>>>

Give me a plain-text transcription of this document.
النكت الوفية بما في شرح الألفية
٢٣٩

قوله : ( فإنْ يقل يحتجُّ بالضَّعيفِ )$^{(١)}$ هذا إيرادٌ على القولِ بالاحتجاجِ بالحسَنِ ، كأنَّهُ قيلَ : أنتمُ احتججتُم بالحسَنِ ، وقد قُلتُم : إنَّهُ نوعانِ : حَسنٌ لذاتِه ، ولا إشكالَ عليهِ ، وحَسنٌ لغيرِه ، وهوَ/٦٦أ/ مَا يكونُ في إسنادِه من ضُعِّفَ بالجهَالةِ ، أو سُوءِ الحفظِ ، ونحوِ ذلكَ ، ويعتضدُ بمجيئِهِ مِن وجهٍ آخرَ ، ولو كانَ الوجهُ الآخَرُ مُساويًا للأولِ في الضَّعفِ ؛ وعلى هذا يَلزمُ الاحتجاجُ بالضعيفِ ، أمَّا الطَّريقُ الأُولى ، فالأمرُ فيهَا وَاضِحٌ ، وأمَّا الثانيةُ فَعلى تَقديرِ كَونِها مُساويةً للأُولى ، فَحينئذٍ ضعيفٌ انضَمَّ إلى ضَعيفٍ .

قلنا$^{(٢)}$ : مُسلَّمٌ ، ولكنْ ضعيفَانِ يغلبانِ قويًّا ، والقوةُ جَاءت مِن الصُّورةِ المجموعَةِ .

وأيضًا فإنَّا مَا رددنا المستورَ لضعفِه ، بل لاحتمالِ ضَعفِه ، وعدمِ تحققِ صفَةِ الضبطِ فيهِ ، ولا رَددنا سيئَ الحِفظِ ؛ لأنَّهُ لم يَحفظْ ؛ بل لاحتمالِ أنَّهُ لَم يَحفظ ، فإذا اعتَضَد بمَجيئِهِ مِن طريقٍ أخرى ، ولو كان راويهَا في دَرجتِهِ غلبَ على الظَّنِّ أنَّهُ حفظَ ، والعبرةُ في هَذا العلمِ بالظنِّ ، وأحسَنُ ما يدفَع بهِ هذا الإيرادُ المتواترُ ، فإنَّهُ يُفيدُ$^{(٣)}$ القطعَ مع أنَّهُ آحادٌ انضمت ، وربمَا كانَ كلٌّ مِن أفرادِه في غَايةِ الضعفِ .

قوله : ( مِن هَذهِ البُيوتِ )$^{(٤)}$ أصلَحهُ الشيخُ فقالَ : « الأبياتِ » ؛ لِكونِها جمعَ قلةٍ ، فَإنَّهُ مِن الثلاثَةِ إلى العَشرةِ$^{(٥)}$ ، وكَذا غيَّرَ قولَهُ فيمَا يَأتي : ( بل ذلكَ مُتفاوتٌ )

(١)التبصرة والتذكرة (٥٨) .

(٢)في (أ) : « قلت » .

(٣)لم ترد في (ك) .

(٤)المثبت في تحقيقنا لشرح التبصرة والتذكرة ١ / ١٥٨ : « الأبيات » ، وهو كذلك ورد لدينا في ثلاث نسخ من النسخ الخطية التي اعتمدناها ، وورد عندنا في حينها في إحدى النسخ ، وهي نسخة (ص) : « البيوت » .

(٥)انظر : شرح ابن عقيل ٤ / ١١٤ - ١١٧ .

<<<

From the records above, pull out every line containing the word "والتذكرة".

__Written answer__:
(١)التبصرة والتذكرة (٥٨) .
(٤)المثبت في تحقيقنا لشرح التبصرة والتذكرة ١ / ١٥٨ : « الأبيات » ، وهو كذلك ورد لدينا في ثلاث نسخ من النسخ الخطية التي اعتمدناها ، وورد عندنا في حينها في إحدى النسخ ، وهي نسخة (ص) : « البيوت » .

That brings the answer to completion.